TASK REQUIREMENTS: Where a line below holds the string "role", copy that line.

MATERIAL PROVIDED:
· · ·
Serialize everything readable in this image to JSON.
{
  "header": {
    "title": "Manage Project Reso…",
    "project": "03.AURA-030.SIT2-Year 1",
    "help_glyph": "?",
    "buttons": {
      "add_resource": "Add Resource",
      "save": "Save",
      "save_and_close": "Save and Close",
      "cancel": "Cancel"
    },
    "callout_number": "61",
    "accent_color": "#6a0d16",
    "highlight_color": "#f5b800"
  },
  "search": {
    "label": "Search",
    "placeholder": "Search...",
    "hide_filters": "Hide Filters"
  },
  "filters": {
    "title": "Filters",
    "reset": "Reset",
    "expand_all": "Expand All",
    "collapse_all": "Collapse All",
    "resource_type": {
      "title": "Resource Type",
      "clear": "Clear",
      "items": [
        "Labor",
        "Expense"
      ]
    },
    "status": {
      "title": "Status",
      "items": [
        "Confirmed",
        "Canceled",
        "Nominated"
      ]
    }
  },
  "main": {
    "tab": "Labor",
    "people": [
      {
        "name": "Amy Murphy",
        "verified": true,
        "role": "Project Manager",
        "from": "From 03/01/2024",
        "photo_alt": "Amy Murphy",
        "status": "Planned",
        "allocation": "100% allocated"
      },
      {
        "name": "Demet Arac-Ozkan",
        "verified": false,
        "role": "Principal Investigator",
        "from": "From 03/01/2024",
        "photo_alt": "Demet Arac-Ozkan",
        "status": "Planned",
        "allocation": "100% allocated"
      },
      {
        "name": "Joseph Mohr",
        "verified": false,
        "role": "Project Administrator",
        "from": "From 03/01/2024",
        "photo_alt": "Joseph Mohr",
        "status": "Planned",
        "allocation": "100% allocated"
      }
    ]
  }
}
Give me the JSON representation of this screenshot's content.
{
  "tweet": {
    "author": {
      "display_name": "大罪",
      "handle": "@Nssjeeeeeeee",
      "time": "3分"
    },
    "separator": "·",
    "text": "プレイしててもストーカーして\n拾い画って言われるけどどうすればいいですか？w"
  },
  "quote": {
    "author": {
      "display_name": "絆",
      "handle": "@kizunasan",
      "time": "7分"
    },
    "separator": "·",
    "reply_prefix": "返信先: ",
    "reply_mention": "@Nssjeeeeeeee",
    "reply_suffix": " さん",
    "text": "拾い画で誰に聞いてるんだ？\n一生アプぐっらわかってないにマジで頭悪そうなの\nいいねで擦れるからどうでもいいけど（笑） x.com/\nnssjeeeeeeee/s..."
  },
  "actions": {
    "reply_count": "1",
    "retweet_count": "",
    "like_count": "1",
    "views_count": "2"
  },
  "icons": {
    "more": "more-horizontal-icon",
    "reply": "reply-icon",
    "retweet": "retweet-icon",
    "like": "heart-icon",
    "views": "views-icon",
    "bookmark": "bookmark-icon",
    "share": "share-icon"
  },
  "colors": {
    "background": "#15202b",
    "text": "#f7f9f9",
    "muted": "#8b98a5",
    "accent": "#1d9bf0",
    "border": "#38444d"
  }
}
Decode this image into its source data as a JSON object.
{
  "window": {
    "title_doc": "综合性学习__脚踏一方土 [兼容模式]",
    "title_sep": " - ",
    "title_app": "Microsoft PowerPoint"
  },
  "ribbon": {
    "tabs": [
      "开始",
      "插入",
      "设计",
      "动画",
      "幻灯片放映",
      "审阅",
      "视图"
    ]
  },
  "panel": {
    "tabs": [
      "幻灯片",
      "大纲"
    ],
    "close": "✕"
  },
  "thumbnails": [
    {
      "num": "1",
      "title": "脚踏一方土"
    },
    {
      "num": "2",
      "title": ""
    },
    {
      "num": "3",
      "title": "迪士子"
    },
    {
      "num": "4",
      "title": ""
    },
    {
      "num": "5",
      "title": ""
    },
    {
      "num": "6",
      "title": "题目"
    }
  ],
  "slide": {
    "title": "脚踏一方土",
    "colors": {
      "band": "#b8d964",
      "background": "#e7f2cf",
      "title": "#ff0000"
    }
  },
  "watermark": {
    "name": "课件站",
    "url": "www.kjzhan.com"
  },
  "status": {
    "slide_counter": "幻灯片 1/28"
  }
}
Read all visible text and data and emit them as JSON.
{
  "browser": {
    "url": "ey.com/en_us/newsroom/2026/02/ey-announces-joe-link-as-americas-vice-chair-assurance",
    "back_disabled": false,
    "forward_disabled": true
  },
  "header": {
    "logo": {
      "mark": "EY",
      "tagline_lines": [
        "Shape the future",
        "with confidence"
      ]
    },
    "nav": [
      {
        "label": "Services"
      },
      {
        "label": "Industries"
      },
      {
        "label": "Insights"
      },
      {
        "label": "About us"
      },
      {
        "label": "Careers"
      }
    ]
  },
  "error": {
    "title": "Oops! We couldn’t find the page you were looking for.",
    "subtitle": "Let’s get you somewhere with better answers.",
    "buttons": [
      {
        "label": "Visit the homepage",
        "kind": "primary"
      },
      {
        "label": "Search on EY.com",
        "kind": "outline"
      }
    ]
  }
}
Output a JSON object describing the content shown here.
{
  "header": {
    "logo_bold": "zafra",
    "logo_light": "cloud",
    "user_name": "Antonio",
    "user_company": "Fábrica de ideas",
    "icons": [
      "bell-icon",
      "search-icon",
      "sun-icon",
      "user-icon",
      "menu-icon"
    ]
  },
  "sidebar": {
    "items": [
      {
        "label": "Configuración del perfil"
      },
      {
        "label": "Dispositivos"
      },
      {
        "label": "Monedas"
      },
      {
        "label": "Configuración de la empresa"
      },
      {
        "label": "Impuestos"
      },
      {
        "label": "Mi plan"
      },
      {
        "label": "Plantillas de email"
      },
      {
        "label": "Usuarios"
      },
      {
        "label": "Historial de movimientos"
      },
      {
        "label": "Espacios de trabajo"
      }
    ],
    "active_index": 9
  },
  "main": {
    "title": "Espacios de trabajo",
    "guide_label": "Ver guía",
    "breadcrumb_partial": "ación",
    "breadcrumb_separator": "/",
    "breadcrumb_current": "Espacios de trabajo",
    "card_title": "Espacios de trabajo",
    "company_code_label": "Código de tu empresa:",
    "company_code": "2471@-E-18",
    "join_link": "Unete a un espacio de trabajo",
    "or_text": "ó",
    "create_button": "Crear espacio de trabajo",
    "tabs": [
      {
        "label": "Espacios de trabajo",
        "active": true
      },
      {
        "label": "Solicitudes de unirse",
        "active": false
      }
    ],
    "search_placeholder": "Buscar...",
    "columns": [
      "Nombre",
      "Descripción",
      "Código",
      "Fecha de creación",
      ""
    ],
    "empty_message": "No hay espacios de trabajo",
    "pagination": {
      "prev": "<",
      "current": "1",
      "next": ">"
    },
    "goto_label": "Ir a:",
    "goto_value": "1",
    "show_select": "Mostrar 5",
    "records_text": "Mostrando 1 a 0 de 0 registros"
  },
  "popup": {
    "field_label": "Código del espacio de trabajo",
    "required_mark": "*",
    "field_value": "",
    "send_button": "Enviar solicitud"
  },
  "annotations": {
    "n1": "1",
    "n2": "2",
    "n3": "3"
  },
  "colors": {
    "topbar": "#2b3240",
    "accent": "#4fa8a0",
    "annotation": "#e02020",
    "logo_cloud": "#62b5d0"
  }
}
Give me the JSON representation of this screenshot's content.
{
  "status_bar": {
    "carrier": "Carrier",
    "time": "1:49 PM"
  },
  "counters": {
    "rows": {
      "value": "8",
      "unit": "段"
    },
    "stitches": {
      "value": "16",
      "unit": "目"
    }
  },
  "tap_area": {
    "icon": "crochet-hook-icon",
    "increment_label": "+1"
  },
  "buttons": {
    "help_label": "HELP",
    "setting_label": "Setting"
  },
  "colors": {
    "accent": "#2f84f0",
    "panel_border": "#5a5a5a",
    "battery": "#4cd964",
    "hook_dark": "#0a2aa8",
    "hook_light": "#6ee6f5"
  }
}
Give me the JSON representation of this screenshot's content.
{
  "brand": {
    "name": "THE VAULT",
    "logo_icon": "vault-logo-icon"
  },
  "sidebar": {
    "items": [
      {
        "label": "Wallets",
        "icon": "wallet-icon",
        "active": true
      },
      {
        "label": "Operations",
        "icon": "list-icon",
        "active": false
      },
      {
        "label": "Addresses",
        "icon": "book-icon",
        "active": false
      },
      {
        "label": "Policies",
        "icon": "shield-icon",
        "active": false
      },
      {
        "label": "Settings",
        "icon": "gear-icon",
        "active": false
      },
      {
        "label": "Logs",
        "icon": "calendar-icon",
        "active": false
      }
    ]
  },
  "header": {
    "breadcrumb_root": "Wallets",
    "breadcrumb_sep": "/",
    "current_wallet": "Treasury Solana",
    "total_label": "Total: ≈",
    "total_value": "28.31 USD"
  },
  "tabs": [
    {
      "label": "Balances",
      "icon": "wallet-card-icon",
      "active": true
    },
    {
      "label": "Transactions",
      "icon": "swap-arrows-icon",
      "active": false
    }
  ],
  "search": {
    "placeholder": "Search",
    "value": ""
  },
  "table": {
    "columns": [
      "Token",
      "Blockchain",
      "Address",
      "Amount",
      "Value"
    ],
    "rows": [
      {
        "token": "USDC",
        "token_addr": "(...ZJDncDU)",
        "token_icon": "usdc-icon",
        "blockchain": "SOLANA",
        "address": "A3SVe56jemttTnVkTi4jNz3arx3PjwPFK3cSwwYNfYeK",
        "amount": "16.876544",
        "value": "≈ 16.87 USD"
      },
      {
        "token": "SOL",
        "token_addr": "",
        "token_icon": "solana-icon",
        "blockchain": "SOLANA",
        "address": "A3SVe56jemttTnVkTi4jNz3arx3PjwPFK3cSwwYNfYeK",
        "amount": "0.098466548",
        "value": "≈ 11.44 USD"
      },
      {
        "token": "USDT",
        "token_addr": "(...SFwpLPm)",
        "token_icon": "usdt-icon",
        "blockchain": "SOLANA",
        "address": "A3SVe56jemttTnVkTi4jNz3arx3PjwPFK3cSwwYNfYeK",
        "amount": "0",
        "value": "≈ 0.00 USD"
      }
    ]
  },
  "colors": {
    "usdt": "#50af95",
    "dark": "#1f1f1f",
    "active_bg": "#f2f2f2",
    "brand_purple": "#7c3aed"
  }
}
· · ·
SOLUTION FOR THIS PROBLEM:
        "role": "Project Manager",
        "role": "Principal Investigator",
        "role": "Project Administrator",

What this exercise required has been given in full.